>> BEGIN
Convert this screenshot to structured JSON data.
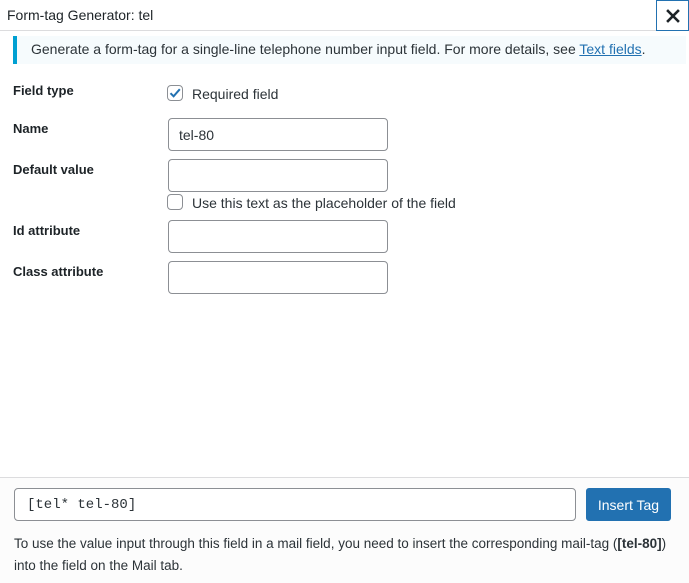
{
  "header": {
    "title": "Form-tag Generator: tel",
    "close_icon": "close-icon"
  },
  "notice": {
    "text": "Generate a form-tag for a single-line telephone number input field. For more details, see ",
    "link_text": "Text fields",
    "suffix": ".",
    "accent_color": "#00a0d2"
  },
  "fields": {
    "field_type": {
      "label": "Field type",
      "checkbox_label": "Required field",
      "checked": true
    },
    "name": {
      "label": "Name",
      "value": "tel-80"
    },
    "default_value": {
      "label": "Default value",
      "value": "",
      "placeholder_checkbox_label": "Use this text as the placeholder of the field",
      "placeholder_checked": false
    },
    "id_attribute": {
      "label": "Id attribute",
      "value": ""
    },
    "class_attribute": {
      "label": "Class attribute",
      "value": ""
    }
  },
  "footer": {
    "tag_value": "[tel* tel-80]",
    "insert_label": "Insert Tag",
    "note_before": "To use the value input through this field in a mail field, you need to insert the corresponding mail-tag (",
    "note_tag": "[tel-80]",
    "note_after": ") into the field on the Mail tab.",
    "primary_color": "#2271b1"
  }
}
>> END
* [Task prompt]: Transcribe the listing in full. Omit the pictures and keep every line exact.

* [Correct result]:
Convert this screenshot to structured JSON data.
{
  "header": {
    "title": "Form-tag Generator: tel",
    "close_icon": "close-icon"
  },
  "notice": {
    "text": "Generate a form-tag for a single-line telephone number input field. For more details, see ",
    "link_text": "Text fields",
    "suffix": ".",
    "accent_color": "#00a0d2"
  },
  "fields": {
    "field_type": {
      "label": "Field type",
      "checkbox_label": "Required field",
      "checked": true
    },
    "name": {
      "label": "Name",
      "value": "tel-80"
    },
    "default_value": {
      "label": "Default value",
      "value": "",
      "placeholder_checkbox_label": "Use this text as the placeholder of the field",
      "placeholder_checked": false
    },
    "id_attribute": {
      "label": "Id attribute",
      "value": ""
    },
    "class_attribute": {
      "label": "Class attribute",
      "value": ""
    }
  },
  "footer": {
    "tag_value": "[tel* tel-80]",
    "insert_label": "Insert Tag",
    "note_before": "To use the value input through this field in a mail field, you need to insert the corresponding mail-tag (",
    "note_tag": "[tel-80]",
    "note_after": ") into the field on the Mail tab.",
    "primary_color": "#2271b1"
  }
}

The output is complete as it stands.